Nairobi-Kisumu Metre Gauge Railway Reopens
Following the refurbishment of the dilapidated railway line from Nairobi to Kisumu, the Kisumu commuter train is back after more than 10 years after services were suspended. The train received overwhelming reception being fully booked for the 2021 December holiday season. The journey by train takes an approximate of 12hrs between Nairobi and Kisumu. In addition to the passenger coaches, the train has an additional coach that serves as a restaurant for the travelers. /Kenya Railways
The reopened Nairobi-Kisumu passenger railway has not only eased movement of people, but also opened the economies in western Kenya, with the planned connections to Uganda and Tanzania well on course.
The revived 266-kilometre line, which collapsed about 15 years ago, will also boost economic activities at the rehabilitated Kisumu port, besides revamping the trade within the East Africa Community, especially with the inclusion of the DR Congo as a member state. Mr Raila Odinga, the Africa Union Envoy for Infrastructure Development, opened the railway at Fort Ternan, near Kisumu. The revamped railway rekindled nostalgic memories of leisurely travel that provided one with breathtaking views of Kenya. The former Prime Minister posted on his Facebook page: “Nothing beats a nostalgic train ride than sharing it with one of my grandkids.”
The eagerly awaited service saw both Christmas Eve and December 26 return trips sold out, forcing the Kenya Railways to introduce an extra trip to meet the demand. The trips to Nairobi after December 31 were also fully booked. Since the bulk Kenya’s exports to Uganda and beyond pass through Port Bell and Jinja via the Kisumu, the former PM said: “We want the rail network to connect even with Musoma and Mwanza in Tanzania as well as Port Bell, Jinja and Kampala in Uganda.”
Some of the goods that Kenya will be exporting via the Kisumu port are food crops, spare parts, edible oils and fertiliser. Kenya Railways sees a huge potential for agricultural products using the meter gauge line with Naivasha as a transhipment centre of goods ferried by the SGR to be transferred to locomotives on the old line.
Nairobi Expressway
Aerial shot of part of the 27.1km elevated dual carriageway, Nairobi Expressway. The expressway is not only going to ease the traffic jam experienced along the busy highway but as well save man hours wasted in the congestion.
Nairobi’s perennial traffic jams will soon be alleviated, thanks to the partially elevated new 27-kilometre Expressway. Road snarl-ups in the metropolis are estimated to cost the country Ksh2 billion annually, or KShs50 million daily, in lost man hours. That high cost will significantly come down. The Expressway, as it is popularly known, will enhance Nairobi’s competitiveness as a regional hub for business and transport by decongesting the city and the Northern Transport Corridor.

Given information:
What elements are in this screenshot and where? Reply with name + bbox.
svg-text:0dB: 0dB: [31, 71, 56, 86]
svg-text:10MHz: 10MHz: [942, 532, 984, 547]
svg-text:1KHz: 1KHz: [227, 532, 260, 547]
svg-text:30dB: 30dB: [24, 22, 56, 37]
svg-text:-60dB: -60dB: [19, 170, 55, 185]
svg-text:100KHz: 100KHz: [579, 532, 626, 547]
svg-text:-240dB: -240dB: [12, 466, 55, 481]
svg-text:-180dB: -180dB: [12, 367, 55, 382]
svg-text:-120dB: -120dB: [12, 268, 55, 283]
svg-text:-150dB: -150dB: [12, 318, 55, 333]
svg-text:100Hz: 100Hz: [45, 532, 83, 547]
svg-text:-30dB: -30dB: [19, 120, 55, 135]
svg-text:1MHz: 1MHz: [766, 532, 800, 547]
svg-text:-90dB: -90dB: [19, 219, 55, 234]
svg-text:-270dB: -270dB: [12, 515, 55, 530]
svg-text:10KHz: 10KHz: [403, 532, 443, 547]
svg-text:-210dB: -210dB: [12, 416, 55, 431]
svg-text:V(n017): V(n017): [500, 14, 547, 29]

Written tasks:
#1 In the article on Kenyan transport, about how long does the train journey between Nairobi and Kisumu take?
#2 Quote the stretch of the article on Kenyan transport from "The eagerly awaited" through "the old line.".
#3 Continue the article on Kenyan transport from where it stops.
The items are not needed here.

Task results:
#1 About 12 hours.

#2
The eagerly awaited service saw both Christmas Eve and December 26 return trips sold out, forcing the Kenya Railways to introduce an extra trip to meet the demand. The trips to Nairobi after December 31 were also fully booked. Since the bulk Kenya’s exports to Uganda and beyond pass through Port Bell and Jinja via the Kisumu, the former PM said: “We want the rail network to connect even with Musoma and Mwanza in Tanzania as well as Port Bell, Jinja and Kampala in Uganda.”
Some of the goods that Kenya will be exporting via the Kisumu port are food crops, spare parts, edible oils and fertiliser. Kenya Railways sees a huge potential for agricultural products using the meter gauge line with Naivasha as a transhipment centre of goods ferried by the SGR to be transferred to locomotives on the old line.

#3
For Ksh65 billion, Kenya is expecting to have a highway that will dramatically change the city’s skyline and ease traffic flow in and out of Nairobi, which will be a major milestone. While not part of the Big Four Agenda, it is a significant enabler of economic development in the capital, Nairobi. The four-lane dual carriageway runs along the median strips of Mombasa Road (starting at Mlolongo), Uhuru Highway and Waiyaki Way, terminating at James Gichuru Road. It is to be tolled and will have 10 interchanges at Mlolongo, SGR, JKIA, Eastern and Western bypasses, Haile-Selassie, Museum Hill in Westlands and James Gichuru Road.
It is part of the Government’s plan to ease traffic from Jomo Kenyatta International Airport that accesses Nairobi city centre. Also, traffic from central Nairobi is expected to be facilitated to reduce the number of departing passengers who miss their fights while stuck in road traffic on city streets.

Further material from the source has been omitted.